→ PROBLEM TO WORK ON: Note how many lines include the word "header", and give that number by itself.

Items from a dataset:
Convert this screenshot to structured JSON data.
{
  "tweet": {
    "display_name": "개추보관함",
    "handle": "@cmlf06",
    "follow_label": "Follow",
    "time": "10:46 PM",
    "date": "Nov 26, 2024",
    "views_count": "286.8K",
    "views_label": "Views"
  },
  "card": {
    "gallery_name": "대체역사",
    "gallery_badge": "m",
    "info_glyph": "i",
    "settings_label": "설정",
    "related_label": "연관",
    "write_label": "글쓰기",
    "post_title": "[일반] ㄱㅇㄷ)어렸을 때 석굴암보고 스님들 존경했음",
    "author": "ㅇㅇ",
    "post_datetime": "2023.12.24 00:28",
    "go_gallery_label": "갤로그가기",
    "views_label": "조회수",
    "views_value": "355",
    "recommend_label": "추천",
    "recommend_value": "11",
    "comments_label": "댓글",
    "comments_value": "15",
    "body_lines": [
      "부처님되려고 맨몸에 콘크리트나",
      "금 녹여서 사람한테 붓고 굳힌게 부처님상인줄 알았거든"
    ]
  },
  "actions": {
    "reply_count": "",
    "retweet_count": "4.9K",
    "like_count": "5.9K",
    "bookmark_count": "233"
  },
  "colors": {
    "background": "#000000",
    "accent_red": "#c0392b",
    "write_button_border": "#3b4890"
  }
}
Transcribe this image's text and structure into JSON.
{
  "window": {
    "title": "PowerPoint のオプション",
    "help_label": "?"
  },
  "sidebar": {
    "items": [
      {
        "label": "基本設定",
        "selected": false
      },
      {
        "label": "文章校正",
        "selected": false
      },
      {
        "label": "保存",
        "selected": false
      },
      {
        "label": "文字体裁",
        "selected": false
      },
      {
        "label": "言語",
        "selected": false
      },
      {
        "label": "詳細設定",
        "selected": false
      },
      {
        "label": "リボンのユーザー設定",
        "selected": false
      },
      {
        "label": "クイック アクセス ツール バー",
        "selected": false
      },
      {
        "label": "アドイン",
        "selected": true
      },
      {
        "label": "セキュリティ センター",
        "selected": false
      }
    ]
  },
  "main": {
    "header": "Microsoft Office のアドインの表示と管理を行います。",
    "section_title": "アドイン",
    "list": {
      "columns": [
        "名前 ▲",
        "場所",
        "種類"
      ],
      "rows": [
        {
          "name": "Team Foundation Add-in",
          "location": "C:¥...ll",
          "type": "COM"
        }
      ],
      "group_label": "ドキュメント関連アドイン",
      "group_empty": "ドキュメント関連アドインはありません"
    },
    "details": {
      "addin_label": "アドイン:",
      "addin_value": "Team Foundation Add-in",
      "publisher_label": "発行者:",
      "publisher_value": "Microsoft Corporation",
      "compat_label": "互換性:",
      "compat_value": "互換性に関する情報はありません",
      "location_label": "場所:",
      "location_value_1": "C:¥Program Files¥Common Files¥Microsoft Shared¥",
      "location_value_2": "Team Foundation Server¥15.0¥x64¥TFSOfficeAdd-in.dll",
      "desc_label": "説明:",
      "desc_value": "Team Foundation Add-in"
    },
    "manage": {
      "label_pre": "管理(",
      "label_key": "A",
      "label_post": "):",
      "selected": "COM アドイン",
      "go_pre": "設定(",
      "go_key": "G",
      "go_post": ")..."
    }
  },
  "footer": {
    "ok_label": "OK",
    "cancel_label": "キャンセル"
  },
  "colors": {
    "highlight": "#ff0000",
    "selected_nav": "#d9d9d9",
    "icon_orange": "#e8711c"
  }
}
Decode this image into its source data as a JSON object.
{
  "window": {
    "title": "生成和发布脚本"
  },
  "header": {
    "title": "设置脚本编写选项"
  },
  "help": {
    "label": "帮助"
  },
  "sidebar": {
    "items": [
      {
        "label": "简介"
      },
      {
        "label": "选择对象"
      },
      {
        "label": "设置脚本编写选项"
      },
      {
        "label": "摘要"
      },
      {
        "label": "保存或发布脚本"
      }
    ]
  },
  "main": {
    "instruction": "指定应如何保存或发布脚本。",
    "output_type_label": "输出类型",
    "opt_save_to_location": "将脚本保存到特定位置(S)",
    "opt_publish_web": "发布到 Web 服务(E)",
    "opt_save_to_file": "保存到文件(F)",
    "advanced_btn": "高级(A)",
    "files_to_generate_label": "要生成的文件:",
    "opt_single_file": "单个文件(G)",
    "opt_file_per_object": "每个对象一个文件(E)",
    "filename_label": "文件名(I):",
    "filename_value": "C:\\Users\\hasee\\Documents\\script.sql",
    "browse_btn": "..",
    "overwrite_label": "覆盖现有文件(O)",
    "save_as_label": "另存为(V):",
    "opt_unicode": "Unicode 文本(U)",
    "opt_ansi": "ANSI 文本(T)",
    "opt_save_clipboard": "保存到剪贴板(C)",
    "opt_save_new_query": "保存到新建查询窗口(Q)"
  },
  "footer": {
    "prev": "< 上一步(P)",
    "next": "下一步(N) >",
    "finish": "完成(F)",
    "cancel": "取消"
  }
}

→ ANSWER FOR THIS EXERCISE: 2